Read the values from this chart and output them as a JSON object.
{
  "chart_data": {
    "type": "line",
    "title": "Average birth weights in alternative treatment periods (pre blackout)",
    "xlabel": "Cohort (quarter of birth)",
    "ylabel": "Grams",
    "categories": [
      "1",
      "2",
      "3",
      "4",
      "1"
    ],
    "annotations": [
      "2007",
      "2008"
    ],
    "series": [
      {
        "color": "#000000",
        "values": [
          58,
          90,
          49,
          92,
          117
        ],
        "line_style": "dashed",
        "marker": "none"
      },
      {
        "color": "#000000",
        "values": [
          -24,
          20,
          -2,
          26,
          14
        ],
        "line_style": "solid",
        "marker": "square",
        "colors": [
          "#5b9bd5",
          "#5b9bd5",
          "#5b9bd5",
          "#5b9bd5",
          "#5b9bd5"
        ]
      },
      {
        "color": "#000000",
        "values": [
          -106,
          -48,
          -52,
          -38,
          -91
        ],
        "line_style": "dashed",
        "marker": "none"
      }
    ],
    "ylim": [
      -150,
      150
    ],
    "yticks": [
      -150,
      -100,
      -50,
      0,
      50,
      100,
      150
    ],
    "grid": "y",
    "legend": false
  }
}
+ + +
Copy each line of the data above without altering a single character.

# Solution to this task
Read the values from this chart and output them as a JSON object.
{
  "chart_data": {
    "type": "line",
    "title": "Average birth weights in alternative treatment periods (pre blackout)",
    "xlabel": "Cohort (quarter of birth)",
    "ylabel": "Grams",
    "categories": [
      "1",
      "2",
      "3",
      "4",
      "1"
    ],
    "annotations": [
      "2007",
      "2008"
    ],
    "series": [
      {
        "color": "#000000",
        "values": [
          58,
          90,
          49,
          92,
          117
        ],
        "line_style": "dashed",
        "marker": "none"
      },
      {
        "color": "#000000",
        "values": [
          -24,
          20,
          -2,
          26,
          14
        ],
        "line_style": "solid",
        "marker": "square",
        "colors": [
          "#5b9bd5",
          "#5b9bd5",
          "#5b9bd5",
          "#5b9bd5",
          "#5b9bd5"
        ]
      },
      {
        "color": "#000000",
        "values": [
          -106,
          -48,
          -52,
          -38,
          -91
        ],
        "line_style": "dashed",
        "marker": "none"
      }
    ],
    "ylim": [
      -150,
      150
    ],
    "yticks": [
      -150,
      -100,
      -50,
      0,
      50,
      100,
      150
    ],
    "grid": "y",
    "legend": false
  }
}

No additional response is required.